* _Problem description_: Copy each line in which the string "content" occurs.

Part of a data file

··········

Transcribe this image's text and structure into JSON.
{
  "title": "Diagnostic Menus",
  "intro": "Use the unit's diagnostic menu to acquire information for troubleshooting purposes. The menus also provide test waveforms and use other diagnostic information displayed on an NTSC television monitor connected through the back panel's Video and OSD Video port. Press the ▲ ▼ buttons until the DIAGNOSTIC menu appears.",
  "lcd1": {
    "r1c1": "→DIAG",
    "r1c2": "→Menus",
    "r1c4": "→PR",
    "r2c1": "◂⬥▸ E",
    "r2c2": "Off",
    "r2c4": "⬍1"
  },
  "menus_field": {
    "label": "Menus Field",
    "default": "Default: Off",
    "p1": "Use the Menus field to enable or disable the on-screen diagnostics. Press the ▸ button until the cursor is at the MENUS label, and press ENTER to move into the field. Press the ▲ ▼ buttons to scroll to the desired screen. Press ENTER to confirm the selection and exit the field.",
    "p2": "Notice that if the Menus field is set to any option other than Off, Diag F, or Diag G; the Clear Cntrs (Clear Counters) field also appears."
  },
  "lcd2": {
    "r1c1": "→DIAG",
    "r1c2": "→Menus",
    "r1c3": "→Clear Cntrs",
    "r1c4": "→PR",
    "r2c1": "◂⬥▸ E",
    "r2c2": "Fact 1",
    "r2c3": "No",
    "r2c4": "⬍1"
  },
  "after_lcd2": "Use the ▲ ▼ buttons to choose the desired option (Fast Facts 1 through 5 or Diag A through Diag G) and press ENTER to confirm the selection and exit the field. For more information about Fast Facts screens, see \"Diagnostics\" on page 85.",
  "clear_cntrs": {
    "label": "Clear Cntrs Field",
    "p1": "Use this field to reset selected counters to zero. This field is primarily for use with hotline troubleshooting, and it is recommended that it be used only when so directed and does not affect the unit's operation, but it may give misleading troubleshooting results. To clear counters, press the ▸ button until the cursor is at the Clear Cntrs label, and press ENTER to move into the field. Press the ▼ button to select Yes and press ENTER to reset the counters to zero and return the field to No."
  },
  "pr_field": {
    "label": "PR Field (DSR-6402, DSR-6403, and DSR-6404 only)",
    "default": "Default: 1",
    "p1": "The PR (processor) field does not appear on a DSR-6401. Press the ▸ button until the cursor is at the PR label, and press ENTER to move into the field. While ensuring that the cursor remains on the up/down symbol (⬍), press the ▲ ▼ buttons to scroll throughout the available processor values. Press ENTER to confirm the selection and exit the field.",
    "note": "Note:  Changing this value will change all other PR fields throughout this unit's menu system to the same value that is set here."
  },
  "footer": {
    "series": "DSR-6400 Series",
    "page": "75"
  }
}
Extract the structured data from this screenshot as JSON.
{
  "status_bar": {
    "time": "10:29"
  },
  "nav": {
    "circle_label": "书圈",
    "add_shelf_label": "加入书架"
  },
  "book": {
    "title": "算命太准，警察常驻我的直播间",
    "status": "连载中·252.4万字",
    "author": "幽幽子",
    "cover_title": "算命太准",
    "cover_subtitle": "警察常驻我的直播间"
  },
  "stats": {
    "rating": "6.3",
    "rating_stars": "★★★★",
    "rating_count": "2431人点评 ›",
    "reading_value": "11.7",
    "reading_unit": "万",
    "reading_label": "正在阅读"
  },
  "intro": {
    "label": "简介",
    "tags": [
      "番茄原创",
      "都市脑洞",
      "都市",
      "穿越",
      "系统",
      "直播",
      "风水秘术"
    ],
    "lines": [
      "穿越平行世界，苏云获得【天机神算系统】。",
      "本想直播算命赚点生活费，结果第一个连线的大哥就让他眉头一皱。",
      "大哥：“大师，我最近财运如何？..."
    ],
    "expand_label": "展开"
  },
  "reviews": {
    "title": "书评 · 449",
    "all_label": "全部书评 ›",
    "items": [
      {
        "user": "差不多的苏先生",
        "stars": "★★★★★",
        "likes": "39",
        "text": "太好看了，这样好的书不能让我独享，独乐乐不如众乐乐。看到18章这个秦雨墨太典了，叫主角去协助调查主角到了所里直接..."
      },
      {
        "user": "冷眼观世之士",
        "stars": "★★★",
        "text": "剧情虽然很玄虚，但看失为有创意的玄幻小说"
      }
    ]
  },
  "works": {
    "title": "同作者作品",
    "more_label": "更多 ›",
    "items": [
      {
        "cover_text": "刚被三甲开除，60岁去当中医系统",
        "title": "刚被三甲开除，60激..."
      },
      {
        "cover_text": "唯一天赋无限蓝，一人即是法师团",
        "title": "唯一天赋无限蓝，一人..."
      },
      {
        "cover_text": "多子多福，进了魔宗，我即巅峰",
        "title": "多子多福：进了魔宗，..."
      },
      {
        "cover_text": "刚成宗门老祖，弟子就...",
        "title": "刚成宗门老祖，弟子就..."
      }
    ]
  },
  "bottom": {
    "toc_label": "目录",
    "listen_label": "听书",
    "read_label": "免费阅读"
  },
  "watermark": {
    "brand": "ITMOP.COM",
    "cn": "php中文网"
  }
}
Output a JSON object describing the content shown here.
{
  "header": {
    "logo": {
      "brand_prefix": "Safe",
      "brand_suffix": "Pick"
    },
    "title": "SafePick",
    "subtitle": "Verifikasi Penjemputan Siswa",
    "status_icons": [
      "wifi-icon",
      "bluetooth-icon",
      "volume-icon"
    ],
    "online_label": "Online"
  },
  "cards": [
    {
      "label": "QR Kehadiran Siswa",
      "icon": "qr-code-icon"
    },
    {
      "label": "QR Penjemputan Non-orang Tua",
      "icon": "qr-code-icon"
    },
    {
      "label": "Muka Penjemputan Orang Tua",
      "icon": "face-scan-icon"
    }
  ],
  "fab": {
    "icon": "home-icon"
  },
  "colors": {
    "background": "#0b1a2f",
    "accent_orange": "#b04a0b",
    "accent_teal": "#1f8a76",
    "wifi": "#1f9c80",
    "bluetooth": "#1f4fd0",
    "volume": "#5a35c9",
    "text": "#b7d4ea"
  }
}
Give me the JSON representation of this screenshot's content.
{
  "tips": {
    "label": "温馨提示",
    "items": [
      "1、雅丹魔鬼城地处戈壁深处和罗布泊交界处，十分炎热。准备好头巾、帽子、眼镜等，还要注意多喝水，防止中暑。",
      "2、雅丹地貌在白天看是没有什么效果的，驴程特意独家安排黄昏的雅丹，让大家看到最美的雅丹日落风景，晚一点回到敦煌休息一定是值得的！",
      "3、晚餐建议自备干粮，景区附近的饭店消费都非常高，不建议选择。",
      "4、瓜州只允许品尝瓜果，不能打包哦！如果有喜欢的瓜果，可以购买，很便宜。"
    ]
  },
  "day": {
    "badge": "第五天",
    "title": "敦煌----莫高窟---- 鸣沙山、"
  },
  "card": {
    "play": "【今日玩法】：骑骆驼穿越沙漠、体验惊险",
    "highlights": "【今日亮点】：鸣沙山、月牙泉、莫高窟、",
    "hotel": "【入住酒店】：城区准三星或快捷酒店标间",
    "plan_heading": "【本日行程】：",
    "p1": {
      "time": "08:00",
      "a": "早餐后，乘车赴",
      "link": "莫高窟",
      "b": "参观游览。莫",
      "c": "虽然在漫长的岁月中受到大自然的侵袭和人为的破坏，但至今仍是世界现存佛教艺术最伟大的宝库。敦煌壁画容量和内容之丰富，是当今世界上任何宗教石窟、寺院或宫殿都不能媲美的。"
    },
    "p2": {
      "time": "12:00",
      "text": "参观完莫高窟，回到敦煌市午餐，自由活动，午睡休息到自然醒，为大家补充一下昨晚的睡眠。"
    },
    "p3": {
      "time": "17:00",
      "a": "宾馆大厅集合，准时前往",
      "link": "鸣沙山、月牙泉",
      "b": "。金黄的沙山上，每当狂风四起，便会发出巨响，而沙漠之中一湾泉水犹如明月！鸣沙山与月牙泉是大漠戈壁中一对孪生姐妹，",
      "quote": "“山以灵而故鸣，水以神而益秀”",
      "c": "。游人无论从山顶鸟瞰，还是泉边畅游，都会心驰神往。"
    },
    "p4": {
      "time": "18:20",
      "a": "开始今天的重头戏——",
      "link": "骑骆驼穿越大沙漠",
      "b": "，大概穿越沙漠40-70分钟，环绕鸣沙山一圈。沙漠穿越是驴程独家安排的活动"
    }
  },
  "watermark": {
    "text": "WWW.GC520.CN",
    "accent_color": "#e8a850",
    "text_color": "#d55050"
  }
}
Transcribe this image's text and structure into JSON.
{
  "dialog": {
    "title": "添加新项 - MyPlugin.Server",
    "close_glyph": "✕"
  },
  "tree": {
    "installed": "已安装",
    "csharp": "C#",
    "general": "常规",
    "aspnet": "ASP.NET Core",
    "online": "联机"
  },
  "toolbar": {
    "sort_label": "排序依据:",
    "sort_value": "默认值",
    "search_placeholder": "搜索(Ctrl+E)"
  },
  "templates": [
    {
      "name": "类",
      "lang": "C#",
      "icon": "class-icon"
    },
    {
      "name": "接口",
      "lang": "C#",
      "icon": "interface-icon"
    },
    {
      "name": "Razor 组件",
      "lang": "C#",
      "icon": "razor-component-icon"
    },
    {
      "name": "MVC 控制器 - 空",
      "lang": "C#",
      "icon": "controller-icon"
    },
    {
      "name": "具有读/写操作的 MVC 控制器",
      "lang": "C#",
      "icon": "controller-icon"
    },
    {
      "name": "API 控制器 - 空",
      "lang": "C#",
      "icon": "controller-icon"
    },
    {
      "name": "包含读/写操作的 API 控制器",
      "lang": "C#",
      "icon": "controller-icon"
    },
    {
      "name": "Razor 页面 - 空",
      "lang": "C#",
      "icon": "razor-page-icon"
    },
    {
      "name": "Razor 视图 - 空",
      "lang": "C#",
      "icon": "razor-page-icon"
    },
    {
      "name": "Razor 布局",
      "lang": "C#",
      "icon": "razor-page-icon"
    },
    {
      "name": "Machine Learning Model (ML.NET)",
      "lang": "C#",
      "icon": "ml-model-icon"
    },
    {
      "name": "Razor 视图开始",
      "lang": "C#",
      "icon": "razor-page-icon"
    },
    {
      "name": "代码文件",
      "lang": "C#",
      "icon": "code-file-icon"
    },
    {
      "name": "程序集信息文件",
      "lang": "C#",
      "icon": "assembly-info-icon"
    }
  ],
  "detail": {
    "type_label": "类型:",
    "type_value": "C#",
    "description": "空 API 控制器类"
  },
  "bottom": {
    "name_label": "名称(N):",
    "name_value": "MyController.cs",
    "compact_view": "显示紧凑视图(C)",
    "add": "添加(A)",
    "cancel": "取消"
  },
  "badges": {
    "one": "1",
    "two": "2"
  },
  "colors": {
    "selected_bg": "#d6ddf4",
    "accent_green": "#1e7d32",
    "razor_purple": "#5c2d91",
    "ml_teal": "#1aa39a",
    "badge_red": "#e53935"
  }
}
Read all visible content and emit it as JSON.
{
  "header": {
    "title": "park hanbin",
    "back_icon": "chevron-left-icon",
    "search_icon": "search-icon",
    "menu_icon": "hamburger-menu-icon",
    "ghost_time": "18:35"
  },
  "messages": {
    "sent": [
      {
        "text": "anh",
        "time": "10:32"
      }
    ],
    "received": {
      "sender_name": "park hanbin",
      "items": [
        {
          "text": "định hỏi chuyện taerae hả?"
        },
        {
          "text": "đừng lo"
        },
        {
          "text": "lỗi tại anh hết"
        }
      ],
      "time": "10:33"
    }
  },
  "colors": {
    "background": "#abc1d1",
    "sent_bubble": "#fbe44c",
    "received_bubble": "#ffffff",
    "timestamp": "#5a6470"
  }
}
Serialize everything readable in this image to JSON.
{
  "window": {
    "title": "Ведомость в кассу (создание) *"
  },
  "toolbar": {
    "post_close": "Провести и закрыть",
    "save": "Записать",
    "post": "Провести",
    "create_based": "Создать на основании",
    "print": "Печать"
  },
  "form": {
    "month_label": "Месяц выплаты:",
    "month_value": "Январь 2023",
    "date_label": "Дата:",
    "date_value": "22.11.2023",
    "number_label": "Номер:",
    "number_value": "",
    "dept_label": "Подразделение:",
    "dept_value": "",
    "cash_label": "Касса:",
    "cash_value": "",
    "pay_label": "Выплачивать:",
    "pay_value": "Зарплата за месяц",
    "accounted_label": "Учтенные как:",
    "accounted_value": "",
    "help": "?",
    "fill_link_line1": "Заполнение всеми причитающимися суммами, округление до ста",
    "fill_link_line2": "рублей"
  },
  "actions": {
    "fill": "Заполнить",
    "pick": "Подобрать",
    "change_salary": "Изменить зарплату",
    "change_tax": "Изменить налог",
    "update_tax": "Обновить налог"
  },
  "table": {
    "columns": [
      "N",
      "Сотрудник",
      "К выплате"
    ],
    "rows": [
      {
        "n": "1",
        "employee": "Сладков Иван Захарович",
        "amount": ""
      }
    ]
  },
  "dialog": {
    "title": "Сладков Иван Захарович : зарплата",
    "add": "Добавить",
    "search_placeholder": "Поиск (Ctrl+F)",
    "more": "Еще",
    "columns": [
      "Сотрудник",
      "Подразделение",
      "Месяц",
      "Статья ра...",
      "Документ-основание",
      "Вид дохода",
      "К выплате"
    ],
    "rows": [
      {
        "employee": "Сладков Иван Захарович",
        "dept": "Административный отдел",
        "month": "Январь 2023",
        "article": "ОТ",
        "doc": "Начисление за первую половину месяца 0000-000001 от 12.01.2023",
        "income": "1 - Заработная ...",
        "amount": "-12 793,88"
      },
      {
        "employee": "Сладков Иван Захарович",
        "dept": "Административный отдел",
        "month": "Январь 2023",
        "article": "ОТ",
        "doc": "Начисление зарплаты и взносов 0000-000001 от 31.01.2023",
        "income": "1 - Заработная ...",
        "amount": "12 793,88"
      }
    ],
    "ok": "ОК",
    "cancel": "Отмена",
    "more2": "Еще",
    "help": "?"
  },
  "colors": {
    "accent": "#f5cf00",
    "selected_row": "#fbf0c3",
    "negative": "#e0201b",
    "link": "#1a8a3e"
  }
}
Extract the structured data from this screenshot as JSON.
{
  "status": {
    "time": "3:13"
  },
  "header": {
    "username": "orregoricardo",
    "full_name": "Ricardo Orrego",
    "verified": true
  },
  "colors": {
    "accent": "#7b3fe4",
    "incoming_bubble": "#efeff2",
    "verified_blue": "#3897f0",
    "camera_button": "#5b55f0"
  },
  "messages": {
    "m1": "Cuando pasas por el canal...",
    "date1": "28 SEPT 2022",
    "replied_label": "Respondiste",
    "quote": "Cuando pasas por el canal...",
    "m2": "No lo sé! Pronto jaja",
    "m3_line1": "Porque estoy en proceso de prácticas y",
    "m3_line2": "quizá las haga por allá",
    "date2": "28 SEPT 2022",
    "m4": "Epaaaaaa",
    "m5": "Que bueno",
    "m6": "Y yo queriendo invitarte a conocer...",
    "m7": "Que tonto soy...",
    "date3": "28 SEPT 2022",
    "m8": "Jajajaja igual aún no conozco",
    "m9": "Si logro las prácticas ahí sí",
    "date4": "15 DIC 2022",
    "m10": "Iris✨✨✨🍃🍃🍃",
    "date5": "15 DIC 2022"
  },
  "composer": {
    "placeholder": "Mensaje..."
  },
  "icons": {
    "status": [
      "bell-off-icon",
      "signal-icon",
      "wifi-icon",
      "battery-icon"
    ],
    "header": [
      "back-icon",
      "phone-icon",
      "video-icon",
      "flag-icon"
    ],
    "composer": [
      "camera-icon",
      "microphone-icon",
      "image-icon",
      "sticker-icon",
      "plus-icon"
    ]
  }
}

··········

* _Reply_:
Output a JSON object describing the content shown here.
Give me the JSON representation of this screenshot's content.
Read all visible content and emit it as JSON.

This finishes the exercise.